··· Records supplied

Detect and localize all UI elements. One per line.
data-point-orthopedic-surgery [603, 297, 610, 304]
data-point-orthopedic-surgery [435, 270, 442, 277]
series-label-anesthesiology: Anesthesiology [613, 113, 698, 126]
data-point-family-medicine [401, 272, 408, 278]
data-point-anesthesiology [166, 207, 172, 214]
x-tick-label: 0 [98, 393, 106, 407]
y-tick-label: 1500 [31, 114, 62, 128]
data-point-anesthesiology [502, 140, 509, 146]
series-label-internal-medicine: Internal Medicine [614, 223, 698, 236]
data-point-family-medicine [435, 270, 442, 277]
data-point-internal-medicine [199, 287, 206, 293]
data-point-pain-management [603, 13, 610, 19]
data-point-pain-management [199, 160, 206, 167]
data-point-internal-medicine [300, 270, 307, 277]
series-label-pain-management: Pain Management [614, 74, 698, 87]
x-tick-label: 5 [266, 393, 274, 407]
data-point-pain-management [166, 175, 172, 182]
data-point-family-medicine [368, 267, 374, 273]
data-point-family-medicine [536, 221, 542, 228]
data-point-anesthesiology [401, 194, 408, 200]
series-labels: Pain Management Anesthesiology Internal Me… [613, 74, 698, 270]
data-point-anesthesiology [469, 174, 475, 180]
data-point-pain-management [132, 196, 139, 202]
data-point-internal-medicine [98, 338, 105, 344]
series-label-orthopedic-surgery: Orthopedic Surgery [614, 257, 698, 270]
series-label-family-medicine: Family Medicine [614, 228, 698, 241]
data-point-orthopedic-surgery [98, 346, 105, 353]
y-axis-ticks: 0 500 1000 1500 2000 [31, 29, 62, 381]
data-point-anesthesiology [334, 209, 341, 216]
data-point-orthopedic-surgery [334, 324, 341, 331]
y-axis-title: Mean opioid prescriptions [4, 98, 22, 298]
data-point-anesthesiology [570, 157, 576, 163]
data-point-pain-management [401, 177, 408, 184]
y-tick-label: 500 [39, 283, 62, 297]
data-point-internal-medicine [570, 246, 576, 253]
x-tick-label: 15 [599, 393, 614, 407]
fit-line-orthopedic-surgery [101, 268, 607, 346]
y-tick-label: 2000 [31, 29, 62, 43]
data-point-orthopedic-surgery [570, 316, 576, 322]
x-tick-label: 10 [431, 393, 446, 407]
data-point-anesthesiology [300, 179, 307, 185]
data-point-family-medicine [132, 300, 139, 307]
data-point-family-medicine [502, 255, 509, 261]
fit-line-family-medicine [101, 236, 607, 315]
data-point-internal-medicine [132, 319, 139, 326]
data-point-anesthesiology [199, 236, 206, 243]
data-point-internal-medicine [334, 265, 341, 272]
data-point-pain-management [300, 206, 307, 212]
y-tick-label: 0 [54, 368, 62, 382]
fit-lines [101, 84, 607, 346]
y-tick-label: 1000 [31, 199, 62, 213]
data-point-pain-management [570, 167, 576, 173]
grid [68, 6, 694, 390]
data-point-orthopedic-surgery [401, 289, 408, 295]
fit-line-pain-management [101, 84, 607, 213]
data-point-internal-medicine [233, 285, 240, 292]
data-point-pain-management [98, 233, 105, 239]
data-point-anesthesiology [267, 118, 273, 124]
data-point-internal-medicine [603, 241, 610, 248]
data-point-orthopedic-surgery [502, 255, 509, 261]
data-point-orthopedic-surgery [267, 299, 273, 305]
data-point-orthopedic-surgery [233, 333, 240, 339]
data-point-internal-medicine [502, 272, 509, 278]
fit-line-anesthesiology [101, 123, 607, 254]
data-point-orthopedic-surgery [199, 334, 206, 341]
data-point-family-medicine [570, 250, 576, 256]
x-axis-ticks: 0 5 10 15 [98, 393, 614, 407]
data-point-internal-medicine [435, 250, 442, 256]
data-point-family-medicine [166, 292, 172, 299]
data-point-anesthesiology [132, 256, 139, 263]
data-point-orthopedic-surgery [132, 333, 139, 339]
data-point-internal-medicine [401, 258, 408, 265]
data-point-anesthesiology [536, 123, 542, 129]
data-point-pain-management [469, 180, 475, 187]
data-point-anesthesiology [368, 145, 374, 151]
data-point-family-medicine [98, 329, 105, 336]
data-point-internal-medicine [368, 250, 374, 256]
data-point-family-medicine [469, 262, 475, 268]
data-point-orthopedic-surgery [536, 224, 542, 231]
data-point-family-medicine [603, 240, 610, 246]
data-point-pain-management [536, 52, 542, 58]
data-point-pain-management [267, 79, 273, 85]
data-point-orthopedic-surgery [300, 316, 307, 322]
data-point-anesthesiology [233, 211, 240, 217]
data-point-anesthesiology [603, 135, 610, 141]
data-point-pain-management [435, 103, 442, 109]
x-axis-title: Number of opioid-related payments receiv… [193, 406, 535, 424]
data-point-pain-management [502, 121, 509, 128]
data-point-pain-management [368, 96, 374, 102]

······

**Your objective**. Arrange every line of the material above as a numbered list, omitting any blank lines.

**Answer to the exercise**.
1. Detect and localize all UI elements. One per line.
2. data-point-orthopedic-surgery [603, 297, 610, 304]
3. data-point-orthopedic-surgery [435, 270, 442, 277]
4. series-label-anesthesiology: Anesthesiology [613, 113, 698, 126]
5. data-point-family-medicine [401, 272, 408, 278]
6. data-point-anesthesiology [166, 207, 172, 214]
7. x-tick-label: 0 [98, 393, 106, 407]
8. y-tick-label: 1500 [31, 114, 62, 128]
9. data-point-anesthesiology [502, 140, 509, 146]
10. series-label-internal-medicine: Internal Medicine [614, 223, 698, 236]
11. data-point-family-medicine [435, 270, 442, 277]
12. data-point-internal-medicine [199, 287, 206, 293]
13. data-point-pain-management [603, 13, 610, 19]
14. data-point-pain-management [199, 160, 206, 167]
15. data-point-internal-medicine [300, 270, 307, 277]
16. series-label-pain-management: Pain Management [614, 74, 698, 87]
17. x-tick-label: 5 [266, 393, 274, 407]
18. data-point-pain-management [166, 175, 172, 182]
19. data-point-family-medicine [368, 267, 374, 273]
20. data-point-family-medicine [536, 221, 542, 228]
21. data-point-anesthesiology [401, 194, 408, 200]
22. series-labels: Pain Management Anesthesiology Internal Me… [613, 74, 698, 270]
23. data-point-anesthesiology [469, 174, 475, 180]
24. data-point-pain-management [132, 196, 139, 202]
25. data-point-internal-medicine [98, 338, 105, 344]
26. series-label-orthopedic-surgery: Orthopedic Surgery [614, 257, 698, 270]
27. series-label-family-medicine: Family Medicine [614, 228, 698, 241]
28. data-point-orthopedic-surgery [98, 346, 105, 353]
29. y-axis-ticks: 0 500 1000 1500 2000 [31, 29, 62, 381]
30. data-point-anesthesiology [334, 209, 341, 216]
31. data-point-orthopedic-surgery [334, 324, 341, 331]
32. y-axis-title: Mean opioid prescriptions [4, 98, 22, 298]
33. data-point-anesthesiology [570, 157, 576, 163]
34. data-point-pain-management [401, 177, 408, 184]
35. y-tick-label: 500 [39, 283, 62, 297]
36. data-point-internal-medicine [570, 246, 576, 253]
37. x-tick-label: 15 [599, 393, 614, 407]
38. fit-line-orthopedic-surgery [101, 268, 607, 346]
39. y-tick-label: 2000 [31, 29, 62, 43]
40. data-point-orthopedic-surgery [570, 316, 576, 322]
41. x-tick-label: 10 [431, 393, 446, 407]
42. data-point-anesthesiology [300, 179, 307, 185]
43. data-point-family-medicine [132, 300, 139, 307]
44. data-point-family-medicine [502, 255, 509, 261]
45. fit-line-family-medicine [101, 236, 607, 315]
46. data-point-internal-medicine [132, 319, 139, 326]
47. data-point-anesthesiology [199, 236, 206, 243]
48. data-point-internal-medicine [334, 265, 341, 272]
49. data-point-pain-management [300, 206, 307, 212]
50. y-tick-label: 0 [54, 368, 62, 382]
51. fit-lines [101, 84, 607, 346]
52. y-tick-label: 1000 [31, 199, 62, 213]
53. data-point-pain-management [570, 167, 576, 173]
54. grid [68, 6, 694, 390]
55. data-point-orthopedic-surgery [401, 289, 408, 295]
56. fit-line-pain-management [101, 84, 607, 213]
57. data-point-internal-medicine [233, 285, 240, 292]
58. data-point-pain-management [98, 233, 105, 239]
59. data-point-anesthesiology [267, 118, 273, 124]
60. data-point-internal-medicine [603, 241, 610, 248]
61. data-point-orthopedic-surgery [502, 255, 509, 261]
62. data-point-orthopedic-surgery [267, 299, 273, 305]
63. data-point-orthopedic-surgery [233, 333, 240, 339]
64. data-point-internal-medicine [502, 272, 509, 278]
65. fit-line-anesthesiology [101, 123, 607, 254]
66. data-point-orthopedic-surgery [199, 334, 206, 341]
67. data-point-family-medicine [570, 250, 576, 256]
68. x-axis-ticks: 0 5 10 15 [98, 393, 614, 407]
69. data-point-internal-medicine [435, 250, 442, 256]
70. data-point-family-medicine [166, 292, 172, 299]
71. data-point-anesthesiology [132, 256, 139, 263]
72. data-point-orthopedic-surgery [132, 333, 139, 339]
73. data-point-internal-medicine [401, 258, 408, 265]
74. data-point-anesthesiology [536, 123, 542, 129]
75. data-point-pain-management [469, 180, 475, 187]
76. data-point-anesthesiology [368, 145, 374, 151]
77. data-point-family-medicine [98, 329, 105, 336]
78. data-point-internal-medicine [368, 250, 374, 256]
79. data-point-family-medicine [469, 262, 475, 268]
80. data-point-orthopedic-surgery [536, 224, 542, 231]
81. data-point-family-medicine [603, 240, 610, 246]
82. data-point-pain-management [536, 52, 542, 58]
83. data-point-pain-management [267, 79, 273, 85]
84. data-point-orthopedic-surgery [300, 316, 307, 322]
85. data-point-anesthesiology [233, 211, 240, 217]
86. data-point-anesthesiology [603, 135, 610, 141]
87. data-point-pain-management [435, 103, 442, 109]
88. x-axis-title: Number of opioid-related payments receiv… [193, 406, 535, 424]
89. data-point-pain-management [502, 121, 509, 128]
90. data-point-pain-management [368, 96, 374, 102]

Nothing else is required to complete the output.